- _BRIEF_
Scan the lines below for the word "Injection". Copy each line you find it in.

________

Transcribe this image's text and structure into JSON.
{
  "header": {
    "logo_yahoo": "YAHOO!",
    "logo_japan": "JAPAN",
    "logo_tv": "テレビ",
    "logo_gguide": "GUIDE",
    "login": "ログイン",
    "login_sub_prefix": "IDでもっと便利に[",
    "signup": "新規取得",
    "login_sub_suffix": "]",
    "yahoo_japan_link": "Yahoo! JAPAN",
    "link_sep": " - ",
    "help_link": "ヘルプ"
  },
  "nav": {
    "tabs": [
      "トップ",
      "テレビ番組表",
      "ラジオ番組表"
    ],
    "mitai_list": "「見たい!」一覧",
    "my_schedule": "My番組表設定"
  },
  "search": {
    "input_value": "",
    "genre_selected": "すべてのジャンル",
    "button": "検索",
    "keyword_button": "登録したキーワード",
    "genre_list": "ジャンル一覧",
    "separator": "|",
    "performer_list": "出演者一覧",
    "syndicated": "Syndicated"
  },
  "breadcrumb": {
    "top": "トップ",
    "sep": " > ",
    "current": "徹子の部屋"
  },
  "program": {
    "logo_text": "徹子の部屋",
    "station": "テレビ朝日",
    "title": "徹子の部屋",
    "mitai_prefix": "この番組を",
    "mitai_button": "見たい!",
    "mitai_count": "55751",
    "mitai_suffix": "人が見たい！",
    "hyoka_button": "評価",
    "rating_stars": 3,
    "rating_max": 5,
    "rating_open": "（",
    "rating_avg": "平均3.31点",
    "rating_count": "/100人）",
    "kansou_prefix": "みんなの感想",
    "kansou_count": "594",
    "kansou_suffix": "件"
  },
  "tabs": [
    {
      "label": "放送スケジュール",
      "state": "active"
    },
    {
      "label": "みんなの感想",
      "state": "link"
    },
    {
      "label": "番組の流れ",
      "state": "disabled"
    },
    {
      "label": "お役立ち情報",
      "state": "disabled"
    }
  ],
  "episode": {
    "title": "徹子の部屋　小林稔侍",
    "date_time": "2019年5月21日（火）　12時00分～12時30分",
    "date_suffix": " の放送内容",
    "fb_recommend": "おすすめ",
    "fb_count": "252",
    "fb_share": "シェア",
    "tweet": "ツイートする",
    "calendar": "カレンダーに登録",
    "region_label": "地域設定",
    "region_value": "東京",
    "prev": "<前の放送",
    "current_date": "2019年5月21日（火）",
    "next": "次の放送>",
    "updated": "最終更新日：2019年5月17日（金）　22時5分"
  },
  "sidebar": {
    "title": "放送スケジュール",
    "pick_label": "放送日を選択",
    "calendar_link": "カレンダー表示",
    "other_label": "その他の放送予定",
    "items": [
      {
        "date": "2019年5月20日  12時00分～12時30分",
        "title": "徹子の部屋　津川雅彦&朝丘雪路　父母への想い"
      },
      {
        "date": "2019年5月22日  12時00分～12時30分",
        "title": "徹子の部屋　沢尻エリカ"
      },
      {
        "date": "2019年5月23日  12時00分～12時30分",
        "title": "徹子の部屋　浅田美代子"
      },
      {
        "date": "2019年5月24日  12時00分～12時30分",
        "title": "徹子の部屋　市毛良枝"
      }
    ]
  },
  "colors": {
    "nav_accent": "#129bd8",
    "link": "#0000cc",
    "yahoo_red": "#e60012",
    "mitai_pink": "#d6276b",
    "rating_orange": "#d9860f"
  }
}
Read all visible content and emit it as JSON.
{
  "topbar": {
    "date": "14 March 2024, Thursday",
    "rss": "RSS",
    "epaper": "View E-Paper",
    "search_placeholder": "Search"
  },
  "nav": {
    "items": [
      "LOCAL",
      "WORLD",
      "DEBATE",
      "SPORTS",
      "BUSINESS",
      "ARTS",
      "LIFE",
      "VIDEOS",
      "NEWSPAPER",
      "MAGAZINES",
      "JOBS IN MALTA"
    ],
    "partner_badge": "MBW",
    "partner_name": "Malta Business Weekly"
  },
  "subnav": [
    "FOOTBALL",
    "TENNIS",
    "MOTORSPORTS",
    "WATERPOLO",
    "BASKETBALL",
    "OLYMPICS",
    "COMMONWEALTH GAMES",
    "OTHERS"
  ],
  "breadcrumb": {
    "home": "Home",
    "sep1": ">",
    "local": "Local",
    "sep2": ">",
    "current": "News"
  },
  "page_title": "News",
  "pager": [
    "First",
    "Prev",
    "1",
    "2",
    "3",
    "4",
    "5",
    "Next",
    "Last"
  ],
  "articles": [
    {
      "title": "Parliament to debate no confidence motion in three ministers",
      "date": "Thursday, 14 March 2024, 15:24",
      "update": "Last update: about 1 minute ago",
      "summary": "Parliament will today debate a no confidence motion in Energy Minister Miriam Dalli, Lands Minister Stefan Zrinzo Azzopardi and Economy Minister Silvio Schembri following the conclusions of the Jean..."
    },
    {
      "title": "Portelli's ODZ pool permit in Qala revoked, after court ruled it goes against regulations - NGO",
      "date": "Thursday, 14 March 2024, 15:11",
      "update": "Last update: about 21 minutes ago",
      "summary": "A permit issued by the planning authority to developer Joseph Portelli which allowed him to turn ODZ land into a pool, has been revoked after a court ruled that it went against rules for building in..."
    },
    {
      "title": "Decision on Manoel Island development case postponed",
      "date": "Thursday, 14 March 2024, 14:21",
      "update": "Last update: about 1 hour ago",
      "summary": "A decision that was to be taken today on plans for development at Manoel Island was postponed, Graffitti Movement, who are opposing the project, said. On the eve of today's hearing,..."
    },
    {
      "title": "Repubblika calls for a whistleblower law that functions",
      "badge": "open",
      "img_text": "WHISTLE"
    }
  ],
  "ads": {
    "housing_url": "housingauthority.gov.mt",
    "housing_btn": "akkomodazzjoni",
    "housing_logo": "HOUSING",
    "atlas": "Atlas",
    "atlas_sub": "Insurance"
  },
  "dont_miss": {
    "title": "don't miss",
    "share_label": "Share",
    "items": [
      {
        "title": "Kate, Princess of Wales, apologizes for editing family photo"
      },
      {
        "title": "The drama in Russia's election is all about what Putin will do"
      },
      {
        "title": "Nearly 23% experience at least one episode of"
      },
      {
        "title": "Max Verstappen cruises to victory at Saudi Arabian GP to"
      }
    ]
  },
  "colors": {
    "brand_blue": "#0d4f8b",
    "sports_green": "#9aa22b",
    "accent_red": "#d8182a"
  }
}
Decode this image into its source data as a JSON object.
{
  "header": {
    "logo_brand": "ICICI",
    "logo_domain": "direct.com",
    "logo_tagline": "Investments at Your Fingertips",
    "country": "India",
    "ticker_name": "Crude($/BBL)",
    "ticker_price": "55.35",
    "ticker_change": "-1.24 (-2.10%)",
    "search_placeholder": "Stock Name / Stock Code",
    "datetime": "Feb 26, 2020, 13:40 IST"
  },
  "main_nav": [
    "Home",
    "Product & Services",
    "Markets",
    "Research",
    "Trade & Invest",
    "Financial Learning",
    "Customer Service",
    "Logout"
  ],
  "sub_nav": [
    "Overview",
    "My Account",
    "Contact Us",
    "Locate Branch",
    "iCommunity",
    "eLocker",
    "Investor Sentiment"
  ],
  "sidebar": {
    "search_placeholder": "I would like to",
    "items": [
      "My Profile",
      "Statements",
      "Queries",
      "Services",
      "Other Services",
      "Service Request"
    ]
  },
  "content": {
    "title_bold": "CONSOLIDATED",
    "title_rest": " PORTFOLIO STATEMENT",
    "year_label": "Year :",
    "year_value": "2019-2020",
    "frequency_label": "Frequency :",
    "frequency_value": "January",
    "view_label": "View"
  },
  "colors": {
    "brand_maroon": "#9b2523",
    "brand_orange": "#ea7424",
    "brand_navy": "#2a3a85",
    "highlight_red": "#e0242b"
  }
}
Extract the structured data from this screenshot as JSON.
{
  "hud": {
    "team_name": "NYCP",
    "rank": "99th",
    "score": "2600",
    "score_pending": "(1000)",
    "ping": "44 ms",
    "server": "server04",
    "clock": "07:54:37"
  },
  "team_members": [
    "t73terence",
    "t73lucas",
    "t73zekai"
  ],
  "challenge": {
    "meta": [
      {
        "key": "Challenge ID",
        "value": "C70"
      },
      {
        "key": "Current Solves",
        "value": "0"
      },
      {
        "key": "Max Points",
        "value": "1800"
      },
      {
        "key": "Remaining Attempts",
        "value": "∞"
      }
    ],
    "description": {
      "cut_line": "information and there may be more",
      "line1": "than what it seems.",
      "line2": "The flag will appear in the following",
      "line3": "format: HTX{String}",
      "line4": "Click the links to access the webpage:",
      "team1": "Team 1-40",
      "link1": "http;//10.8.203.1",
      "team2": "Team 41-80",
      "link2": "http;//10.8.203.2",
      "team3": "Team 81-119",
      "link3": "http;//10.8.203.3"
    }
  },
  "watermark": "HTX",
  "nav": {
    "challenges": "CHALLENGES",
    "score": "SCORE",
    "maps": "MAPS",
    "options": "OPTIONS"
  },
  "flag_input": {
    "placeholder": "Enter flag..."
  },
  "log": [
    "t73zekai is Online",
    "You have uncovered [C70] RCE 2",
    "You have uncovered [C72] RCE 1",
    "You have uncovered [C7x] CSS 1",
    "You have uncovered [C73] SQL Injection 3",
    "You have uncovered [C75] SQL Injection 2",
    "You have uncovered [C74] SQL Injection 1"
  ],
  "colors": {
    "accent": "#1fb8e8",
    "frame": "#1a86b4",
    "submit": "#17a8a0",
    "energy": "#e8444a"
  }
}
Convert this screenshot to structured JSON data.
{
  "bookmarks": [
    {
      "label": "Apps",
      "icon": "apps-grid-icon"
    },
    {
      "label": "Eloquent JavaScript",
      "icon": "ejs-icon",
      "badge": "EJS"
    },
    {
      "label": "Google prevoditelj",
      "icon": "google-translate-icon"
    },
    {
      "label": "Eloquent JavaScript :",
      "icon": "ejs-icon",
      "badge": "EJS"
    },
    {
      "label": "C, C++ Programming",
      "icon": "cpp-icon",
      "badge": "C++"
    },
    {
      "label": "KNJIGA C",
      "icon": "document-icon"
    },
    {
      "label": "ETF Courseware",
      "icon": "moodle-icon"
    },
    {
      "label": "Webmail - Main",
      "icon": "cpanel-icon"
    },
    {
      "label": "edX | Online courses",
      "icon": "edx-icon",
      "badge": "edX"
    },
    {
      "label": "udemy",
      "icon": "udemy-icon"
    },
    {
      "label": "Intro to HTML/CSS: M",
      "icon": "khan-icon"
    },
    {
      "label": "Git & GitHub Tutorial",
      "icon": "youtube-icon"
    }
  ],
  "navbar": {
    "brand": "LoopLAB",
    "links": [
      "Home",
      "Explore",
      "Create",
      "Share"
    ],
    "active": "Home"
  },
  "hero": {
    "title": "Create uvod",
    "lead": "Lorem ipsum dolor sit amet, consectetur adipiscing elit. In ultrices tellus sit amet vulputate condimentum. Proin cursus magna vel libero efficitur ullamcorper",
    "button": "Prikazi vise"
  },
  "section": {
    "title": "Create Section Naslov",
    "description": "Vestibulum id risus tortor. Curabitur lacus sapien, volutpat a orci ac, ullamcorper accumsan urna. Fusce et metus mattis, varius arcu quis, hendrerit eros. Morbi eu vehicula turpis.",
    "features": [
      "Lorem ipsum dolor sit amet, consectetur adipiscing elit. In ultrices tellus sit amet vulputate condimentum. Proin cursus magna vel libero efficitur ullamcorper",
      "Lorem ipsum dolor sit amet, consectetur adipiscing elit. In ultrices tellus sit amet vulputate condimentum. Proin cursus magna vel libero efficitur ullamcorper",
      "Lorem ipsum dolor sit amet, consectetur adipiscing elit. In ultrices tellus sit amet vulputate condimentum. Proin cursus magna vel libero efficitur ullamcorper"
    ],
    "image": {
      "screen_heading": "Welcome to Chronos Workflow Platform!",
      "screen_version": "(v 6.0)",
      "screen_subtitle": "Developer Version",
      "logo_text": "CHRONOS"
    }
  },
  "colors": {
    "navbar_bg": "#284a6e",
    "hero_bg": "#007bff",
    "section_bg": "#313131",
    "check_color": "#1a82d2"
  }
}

________

- _ANSWER TO THIS EXERCISE_
    "You have uncovered [C73] SQL Injection 3",
    "You have uncovered [C75] SQL Injection 2",
    "You have uncovered [C74] SQL Injection 1"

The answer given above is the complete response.